#### Data listing

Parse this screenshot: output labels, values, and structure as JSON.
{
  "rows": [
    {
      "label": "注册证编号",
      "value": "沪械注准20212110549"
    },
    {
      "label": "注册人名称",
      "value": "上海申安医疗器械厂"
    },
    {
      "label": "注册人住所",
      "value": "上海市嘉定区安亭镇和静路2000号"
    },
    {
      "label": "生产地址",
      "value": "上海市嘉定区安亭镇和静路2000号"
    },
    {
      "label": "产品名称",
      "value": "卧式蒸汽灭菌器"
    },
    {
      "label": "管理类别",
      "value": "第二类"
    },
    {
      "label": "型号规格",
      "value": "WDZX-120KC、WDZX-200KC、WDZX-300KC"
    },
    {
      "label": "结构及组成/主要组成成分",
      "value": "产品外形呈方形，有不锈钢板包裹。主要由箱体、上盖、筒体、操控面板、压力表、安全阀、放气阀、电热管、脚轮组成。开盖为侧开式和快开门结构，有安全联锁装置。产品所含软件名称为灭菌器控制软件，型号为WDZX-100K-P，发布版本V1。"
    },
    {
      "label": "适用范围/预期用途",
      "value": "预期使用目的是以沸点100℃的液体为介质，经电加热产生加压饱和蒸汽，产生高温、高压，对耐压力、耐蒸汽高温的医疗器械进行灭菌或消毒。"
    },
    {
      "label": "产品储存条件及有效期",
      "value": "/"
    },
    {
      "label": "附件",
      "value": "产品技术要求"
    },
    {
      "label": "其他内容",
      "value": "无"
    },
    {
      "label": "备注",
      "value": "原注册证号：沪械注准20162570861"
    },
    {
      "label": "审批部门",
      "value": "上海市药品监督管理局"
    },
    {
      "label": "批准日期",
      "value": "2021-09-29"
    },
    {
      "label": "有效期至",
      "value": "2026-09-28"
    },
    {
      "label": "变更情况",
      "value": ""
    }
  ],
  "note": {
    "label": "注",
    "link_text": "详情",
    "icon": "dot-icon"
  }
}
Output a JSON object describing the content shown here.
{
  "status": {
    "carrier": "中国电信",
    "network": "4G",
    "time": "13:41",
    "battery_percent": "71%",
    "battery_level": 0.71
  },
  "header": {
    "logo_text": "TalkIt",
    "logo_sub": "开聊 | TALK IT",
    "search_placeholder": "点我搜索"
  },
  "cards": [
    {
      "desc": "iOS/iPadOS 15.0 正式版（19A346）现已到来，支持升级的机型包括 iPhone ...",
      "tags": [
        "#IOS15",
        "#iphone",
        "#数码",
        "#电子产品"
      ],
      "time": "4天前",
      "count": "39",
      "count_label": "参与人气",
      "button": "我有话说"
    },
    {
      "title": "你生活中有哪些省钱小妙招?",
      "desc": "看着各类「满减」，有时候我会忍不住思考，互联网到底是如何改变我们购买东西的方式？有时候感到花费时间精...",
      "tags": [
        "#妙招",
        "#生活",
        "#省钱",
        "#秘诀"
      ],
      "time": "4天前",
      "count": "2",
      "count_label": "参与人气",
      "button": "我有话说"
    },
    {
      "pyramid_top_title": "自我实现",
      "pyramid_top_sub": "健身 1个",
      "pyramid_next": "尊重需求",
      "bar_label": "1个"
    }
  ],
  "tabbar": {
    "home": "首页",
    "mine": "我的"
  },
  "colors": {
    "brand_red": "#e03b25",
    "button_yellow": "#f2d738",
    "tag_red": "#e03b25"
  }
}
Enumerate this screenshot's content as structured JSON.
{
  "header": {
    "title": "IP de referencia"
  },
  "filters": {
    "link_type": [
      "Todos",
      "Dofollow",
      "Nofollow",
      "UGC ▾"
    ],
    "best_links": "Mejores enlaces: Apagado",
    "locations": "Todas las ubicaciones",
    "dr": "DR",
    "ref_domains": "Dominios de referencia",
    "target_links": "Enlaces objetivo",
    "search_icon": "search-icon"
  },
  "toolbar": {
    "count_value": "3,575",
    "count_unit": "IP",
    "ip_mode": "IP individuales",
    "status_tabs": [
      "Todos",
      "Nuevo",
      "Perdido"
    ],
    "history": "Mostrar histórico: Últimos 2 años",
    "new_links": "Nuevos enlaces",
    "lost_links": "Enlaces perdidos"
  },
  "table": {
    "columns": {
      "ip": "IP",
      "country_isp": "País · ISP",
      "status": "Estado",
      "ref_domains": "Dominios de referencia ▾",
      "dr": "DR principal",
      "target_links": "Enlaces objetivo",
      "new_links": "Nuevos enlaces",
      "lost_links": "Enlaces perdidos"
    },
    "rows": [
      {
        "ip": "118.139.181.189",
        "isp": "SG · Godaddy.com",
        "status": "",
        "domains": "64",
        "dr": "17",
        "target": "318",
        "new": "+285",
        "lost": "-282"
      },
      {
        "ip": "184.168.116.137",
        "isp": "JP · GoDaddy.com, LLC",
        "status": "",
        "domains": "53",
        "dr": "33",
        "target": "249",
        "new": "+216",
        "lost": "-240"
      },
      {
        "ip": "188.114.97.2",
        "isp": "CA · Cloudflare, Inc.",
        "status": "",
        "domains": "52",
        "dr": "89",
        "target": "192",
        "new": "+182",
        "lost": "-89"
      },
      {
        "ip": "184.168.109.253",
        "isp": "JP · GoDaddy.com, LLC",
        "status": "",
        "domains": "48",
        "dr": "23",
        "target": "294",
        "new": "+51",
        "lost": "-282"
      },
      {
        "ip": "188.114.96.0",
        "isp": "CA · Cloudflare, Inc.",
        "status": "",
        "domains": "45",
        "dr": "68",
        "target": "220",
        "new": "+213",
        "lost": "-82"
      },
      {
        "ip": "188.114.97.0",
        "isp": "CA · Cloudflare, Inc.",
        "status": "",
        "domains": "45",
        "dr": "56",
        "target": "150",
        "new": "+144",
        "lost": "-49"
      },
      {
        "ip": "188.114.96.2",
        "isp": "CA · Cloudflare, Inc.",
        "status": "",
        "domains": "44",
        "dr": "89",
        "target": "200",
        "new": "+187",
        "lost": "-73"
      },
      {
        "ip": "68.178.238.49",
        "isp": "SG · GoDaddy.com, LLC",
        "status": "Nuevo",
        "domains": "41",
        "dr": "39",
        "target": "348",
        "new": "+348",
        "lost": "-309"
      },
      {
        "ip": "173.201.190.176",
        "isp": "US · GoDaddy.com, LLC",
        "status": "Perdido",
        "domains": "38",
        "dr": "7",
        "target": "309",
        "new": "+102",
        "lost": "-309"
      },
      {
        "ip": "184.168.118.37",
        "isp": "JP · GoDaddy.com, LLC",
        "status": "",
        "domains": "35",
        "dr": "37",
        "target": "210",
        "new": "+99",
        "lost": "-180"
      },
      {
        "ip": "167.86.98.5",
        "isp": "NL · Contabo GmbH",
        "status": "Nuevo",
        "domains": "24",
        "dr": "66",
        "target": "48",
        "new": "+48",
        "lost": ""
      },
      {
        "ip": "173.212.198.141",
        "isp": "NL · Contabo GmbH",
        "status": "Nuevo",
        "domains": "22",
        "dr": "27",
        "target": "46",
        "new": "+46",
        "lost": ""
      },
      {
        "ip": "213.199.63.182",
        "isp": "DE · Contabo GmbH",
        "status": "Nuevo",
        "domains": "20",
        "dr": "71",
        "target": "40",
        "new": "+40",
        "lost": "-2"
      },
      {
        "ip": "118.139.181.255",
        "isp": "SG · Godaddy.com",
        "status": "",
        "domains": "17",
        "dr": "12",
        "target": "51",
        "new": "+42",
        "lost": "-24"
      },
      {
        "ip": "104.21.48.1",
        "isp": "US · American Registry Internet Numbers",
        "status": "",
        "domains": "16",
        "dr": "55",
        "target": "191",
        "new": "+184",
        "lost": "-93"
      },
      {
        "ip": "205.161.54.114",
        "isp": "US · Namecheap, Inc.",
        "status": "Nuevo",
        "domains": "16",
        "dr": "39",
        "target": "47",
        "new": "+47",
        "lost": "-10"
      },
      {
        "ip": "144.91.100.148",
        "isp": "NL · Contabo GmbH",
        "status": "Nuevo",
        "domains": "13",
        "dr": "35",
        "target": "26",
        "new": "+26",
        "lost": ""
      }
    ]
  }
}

#### What the task asks
Copy out every line of the data that includes "this".

#### Written response
Parse this screenshot: output labels, values, and structure as JSON.
Enumerate this screenshot's content as structured JSON.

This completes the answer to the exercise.